CHALLENGE » Return every line below in which "sample" appears.

⁂

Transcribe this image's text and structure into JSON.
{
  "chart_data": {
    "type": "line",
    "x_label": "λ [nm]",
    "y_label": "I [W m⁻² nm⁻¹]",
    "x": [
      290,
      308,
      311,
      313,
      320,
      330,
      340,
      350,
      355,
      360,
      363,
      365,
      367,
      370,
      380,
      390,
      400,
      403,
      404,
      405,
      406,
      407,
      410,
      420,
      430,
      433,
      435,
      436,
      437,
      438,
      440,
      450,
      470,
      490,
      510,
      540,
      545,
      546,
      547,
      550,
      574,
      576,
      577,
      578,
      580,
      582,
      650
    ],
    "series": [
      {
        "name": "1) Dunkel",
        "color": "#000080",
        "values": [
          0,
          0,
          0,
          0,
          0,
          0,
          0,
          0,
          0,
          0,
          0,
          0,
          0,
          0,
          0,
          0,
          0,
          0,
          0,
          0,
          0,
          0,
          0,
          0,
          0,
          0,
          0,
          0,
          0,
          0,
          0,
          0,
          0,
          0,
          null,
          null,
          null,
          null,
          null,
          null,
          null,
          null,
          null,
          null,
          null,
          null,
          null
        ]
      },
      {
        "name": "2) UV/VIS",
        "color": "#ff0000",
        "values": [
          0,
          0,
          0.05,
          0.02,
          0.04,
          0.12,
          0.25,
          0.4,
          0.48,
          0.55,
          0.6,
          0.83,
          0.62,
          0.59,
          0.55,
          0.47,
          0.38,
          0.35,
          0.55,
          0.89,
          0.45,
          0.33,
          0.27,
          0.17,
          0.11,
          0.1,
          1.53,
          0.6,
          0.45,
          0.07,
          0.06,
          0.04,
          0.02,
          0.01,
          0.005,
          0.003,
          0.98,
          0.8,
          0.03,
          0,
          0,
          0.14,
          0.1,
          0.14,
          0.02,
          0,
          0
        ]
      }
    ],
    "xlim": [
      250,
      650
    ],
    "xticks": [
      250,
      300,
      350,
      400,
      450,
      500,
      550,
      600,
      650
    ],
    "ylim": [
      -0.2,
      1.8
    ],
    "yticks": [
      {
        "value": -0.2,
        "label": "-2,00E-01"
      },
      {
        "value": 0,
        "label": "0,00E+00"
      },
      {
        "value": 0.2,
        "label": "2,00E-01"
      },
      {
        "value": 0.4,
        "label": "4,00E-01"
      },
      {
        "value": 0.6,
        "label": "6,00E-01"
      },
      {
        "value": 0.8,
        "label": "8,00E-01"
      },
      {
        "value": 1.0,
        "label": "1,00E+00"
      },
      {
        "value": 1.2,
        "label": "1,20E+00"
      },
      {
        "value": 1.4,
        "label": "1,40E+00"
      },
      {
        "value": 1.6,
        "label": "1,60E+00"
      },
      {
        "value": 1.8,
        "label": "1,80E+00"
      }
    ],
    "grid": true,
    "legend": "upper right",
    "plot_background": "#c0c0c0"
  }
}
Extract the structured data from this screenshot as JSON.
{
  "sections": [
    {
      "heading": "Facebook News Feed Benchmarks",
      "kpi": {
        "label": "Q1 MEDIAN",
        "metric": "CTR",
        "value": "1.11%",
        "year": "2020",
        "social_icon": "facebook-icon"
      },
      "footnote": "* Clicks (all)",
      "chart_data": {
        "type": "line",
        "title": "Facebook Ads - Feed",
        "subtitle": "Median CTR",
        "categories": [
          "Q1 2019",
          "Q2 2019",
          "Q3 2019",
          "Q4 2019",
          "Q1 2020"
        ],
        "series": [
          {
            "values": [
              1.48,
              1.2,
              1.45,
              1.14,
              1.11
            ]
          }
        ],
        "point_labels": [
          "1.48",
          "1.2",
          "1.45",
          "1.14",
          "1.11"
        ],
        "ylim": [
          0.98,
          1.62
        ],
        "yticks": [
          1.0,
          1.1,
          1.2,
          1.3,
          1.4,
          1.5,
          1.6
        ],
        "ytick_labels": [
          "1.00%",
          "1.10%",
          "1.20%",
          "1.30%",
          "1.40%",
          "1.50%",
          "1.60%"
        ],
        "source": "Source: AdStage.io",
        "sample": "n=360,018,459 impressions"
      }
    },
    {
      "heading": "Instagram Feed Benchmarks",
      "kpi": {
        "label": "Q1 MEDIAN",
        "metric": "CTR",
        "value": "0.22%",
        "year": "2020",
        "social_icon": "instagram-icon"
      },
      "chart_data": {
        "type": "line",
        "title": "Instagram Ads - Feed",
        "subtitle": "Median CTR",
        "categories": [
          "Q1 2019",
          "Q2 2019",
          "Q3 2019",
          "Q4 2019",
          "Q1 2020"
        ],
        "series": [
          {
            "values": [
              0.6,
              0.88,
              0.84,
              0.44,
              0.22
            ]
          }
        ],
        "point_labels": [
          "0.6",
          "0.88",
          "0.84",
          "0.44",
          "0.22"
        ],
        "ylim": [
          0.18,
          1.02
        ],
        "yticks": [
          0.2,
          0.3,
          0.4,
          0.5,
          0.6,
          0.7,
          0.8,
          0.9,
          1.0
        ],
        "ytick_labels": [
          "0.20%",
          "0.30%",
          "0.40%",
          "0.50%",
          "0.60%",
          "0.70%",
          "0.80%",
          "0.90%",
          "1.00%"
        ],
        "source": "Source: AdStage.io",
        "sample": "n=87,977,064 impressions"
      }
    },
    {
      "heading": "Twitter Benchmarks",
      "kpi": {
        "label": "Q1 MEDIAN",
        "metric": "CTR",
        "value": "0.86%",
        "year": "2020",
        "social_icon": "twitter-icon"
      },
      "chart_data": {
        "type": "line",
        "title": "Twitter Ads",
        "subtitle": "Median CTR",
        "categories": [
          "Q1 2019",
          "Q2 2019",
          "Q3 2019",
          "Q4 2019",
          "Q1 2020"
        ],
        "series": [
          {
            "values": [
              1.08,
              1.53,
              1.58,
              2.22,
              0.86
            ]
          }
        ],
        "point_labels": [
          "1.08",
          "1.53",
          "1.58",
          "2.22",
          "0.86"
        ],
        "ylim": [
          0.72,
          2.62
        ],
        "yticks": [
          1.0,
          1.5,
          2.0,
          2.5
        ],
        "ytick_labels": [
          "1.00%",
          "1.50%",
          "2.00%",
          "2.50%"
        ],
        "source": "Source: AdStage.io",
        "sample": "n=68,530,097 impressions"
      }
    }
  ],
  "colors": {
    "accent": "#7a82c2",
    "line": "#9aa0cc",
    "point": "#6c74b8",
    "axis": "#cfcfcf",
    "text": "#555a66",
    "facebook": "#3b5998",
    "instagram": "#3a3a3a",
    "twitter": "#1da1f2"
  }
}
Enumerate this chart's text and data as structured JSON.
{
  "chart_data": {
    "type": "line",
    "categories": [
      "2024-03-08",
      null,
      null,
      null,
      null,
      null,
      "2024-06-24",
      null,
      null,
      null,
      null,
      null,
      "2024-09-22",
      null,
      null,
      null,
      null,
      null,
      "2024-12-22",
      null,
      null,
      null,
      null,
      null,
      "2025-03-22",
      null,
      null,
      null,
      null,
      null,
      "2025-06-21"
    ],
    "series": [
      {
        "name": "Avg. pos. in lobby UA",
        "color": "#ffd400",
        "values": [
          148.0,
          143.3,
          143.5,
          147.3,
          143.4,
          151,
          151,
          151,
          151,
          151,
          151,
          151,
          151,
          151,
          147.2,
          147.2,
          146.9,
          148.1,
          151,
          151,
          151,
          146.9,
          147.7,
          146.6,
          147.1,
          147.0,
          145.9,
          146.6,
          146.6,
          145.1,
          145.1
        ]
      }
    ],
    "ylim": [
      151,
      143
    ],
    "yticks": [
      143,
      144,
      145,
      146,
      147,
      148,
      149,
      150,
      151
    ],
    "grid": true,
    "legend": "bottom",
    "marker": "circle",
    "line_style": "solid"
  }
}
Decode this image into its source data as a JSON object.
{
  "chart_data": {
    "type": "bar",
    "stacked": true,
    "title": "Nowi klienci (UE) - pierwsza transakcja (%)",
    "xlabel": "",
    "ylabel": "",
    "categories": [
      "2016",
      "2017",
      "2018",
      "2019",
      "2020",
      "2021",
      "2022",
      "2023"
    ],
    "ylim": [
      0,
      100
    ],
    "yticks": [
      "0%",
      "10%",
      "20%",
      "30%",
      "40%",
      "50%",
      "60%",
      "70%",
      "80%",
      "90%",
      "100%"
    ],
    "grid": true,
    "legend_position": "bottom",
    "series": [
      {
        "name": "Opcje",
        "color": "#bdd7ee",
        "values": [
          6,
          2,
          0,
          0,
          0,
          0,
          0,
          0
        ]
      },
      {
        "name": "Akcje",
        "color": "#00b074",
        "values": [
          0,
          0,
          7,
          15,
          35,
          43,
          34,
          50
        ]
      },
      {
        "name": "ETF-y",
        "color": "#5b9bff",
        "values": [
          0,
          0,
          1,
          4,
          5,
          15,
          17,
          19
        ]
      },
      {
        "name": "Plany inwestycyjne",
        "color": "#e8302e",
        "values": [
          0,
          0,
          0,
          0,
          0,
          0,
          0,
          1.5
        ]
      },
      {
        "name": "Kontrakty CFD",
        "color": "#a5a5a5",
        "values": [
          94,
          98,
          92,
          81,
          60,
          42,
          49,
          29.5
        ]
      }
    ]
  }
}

⁂

TASK RESPONSE »
        "sample": "n=360,018,459 impressions"
        "sample": "n=87,977,064 impressions"
        "sample": "n=68,530,097 impressions"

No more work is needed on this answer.